Directions:
Return a copy of each line that holds the string "жизни".

[Stored items]
-- start --

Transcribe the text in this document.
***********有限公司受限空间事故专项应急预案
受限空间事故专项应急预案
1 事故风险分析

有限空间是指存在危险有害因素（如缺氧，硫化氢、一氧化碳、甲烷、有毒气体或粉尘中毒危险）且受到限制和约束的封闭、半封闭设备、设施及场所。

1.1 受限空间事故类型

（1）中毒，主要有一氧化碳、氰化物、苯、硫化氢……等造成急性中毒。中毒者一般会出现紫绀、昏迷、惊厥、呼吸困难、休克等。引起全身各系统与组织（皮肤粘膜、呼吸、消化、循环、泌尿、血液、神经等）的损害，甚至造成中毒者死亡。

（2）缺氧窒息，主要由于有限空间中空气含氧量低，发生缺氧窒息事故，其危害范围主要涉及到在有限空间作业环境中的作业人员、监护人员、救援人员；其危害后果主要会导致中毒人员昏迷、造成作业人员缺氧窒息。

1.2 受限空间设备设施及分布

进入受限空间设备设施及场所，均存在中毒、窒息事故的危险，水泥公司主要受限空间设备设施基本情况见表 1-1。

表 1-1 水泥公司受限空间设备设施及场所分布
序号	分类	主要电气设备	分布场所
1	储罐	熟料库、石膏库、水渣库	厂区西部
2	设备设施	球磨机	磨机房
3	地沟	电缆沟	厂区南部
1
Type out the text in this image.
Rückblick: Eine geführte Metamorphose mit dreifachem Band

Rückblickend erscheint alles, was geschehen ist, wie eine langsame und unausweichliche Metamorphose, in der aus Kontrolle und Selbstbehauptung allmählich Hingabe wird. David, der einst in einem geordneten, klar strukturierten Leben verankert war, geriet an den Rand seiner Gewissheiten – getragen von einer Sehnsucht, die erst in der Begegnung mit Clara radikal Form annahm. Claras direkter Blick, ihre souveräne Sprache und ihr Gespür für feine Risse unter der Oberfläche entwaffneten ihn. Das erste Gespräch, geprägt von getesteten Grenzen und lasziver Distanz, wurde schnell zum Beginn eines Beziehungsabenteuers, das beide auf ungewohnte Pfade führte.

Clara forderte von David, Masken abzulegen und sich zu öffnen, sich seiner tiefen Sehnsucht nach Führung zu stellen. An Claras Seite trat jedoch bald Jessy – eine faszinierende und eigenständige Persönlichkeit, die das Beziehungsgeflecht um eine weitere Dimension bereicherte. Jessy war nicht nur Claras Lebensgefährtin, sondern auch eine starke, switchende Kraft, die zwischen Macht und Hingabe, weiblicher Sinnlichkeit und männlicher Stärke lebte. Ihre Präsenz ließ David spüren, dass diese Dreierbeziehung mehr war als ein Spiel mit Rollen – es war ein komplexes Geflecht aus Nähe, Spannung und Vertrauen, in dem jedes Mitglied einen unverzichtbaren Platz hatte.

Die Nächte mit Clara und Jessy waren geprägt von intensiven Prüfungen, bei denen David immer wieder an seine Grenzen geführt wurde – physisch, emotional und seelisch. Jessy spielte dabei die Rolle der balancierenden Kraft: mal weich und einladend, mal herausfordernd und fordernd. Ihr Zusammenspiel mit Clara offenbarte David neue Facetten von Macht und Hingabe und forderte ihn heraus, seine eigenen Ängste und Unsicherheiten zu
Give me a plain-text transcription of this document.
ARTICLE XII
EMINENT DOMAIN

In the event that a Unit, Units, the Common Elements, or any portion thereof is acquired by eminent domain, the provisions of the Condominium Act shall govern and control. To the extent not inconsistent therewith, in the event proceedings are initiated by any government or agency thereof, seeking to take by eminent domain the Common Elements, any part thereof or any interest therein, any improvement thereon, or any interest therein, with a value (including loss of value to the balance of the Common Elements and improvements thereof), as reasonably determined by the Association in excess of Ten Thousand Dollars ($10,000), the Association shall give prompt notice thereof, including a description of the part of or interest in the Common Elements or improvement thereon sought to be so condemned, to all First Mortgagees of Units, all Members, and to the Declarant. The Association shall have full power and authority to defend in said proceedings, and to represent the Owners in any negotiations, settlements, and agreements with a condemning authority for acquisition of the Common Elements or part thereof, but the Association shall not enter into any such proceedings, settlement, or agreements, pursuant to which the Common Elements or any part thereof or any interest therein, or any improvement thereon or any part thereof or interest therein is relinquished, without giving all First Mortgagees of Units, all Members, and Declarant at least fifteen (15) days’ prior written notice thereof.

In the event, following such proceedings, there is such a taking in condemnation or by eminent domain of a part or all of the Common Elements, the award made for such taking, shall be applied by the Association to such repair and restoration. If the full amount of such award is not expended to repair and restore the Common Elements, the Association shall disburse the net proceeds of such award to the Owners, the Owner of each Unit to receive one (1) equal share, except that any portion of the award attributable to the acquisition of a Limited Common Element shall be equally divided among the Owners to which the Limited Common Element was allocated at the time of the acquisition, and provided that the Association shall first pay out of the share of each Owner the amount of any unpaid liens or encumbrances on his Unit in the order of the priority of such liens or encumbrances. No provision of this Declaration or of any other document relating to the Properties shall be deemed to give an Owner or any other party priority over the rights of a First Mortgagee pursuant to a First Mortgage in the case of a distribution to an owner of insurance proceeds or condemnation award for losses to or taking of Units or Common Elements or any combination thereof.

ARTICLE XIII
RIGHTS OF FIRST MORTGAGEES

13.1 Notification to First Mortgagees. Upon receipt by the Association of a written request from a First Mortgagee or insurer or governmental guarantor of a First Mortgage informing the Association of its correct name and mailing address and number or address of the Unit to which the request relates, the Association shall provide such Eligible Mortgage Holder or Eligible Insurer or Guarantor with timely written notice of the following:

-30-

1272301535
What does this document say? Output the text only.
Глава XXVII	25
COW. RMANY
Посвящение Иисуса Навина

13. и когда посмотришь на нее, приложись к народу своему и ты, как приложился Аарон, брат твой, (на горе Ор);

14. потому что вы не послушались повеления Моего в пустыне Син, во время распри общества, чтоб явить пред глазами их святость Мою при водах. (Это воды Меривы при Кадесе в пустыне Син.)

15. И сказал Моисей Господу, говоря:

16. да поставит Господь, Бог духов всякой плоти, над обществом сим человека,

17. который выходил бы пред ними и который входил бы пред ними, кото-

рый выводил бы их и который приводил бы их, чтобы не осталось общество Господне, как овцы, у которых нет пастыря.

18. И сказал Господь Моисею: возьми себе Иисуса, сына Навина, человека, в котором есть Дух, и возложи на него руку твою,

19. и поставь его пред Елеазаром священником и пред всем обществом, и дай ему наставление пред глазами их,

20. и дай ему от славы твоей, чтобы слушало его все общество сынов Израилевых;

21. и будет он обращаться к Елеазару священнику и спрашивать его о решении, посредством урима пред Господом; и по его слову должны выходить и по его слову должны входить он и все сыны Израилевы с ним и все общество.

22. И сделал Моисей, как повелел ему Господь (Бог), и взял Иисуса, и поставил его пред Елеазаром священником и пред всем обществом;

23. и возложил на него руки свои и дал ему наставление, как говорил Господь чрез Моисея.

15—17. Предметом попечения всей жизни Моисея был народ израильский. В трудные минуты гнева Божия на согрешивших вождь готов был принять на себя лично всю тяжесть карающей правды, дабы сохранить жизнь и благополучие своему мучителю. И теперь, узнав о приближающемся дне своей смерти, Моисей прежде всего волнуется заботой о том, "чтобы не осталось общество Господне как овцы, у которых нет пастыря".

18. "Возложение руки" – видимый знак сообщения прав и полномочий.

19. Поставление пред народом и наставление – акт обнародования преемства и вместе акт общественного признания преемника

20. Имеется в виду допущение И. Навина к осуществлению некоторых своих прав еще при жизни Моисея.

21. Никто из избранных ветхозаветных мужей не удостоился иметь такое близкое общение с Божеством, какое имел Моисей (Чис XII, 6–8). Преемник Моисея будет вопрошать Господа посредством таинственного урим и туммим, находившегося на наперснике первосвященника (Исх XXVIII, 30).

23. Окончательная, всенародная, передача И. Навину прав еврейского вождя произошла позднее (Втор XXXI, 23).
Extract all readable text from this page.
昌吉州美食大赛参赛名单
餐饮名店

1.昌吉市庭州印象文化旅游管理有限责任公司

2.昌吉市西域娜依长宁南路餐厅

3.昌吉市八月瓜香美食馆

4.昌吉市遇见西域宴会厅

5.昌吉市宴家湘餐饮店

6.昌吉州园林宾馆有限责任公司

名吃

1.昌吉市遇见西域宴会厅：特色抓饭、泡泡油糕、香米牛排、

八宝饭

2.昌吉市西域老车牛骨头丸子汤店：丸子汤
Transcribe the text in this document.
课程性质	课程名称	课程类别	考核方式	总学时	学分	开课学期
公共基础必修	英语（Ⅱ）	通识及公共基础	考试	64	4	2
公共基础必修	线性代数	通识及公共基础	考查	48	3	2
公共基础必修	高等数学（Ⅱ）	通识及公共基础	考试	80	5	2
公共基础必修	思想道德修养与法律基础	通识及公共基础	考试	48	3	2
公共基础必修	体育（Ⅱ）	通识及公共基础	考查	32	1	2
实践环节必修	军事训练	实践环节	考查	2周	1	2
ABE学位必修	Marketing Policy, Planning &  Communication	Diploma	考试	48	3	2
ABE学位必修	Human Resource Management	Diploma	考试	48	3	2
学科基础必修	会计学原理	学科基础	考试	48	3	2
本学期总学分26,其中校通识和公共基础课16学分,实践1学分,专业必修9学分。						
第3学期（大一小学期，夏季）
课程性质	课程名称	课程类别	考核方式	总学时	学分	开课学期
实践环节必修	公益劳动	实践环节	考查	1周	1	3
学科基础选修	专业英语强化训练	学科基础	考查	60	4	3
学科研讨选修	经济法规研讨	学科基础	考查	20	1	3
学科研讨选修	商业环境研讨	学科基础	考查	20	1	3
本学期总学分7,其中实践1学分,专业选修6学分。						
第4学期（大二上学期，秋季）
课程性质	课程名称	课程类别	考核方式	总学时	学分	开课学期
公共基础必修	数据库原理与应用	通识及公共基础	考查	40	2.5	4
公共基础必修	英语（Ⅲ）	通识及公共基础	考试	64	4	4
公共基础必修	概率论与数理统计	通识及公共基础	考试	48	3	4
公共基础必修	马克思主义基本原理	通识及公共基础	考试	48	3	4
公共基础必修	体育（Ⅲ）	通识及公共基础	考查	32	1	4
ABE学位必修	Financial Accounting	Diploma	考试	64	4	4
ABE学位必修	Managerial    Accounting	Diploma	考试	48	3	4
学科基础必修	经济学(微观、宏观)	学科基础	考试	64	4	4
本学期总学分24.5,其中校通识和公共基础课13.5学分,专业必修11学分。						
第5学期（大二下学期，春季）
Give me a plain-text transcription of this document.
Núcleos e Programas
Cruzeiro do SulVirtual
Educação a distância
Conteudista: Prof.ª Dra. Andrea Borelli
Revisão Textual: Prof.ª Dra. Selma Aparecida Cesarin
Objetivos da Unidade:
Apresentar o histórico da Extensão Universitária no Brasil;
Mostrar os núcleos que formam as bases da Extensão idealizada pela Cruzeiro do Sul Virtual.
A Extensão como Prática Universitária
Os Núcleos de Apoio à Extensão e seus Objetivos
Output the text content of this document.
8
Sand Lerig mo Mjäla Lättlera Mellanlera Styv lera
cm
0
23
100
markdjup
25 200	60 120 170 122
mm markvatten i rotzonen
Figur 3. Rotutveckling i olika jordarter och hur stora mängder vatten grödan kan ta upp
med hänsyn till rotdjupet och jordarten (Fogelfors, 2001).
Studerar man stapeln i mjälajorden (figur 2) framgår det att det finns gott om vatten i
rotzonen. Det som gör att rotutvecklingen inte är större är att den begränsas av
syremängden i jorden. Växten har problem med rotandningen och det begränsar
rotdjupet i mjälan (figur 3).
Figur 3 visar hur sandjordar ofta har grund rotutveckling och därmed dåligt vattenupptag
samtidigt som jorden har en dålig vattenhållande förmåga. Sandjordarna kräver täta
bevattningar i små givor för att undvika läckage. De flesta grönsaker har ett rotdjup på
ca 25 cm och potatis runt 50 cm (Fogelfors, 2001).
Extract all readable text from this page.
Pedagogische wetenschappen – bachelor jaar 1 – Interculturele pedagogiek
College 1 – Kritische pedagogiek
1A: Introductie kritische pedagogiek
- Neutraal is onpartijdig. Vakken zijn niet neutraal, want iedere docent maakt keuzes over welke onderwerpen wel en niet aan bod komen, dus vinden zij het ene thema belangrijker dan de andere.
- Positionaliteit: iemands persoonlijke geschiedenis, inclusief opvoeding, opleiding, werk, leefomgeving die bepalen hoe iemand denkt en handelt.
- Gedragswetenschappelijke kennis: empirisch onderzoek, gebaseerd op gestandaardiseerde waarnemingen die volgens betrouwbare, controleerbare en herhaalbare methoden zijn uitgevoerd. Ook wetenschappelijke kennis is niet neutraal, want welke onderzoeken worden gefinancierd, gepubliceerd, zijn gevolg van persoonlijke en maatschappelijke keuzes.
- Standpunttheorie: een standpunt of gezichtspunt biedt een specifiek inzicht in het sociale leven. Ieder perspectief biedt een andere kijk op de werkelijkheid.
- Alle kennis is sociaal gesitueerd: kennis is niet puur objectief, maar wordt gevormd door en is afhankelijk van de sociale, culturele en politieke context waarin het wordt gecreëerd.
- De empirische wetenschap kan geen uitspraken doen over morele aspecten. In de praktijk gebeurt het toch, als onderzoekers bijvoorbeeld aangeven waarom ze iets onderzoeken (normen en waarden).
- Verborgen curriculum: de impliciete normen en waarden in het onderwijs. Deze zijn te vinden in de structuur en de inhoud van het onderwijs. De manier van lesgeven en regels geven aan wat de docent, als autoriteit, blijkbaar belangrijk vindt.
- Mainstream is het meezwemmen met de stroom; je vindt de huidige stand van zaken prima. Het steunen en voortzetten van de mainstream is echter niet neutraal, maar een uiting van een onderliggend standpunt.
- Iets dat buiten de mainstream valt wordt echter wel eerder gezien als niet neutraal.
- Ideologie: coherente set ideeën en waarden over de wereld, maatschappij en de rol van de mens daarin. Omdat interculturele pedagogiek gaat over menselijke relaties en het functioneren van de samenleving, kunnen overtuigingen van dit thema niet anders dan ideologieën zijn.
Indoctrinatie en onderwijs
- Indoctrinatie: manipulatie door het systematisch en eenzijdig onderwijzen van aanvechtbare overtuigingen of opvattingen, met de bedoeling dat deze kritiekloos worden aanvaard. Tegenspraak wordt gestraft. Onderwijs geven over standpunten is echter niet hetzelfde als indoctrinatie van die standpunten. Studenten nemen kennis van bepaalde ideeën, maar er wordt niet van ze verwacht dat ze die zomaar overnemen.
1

-- end --

Worked solution:
15—17. Предметом попечения всей жизни Моисея был народ израильский. В трудные минуты гнева Божия на согрешивших вождь готов был принять на себя лично всю тяжесть карающей правды, дабы сохранить жизнь и благополучие своему мучителю. И теперь, узнав о приближающемся дне своей смерти, Моисей прежде всего волнуется заботой о том, "чтобы не осталось общество Господне как овцы, у которых нет пастыря".
20. Имеется в виду допущение И. Навина к осуществлению некоторых своих прав еще при жизни Моисея.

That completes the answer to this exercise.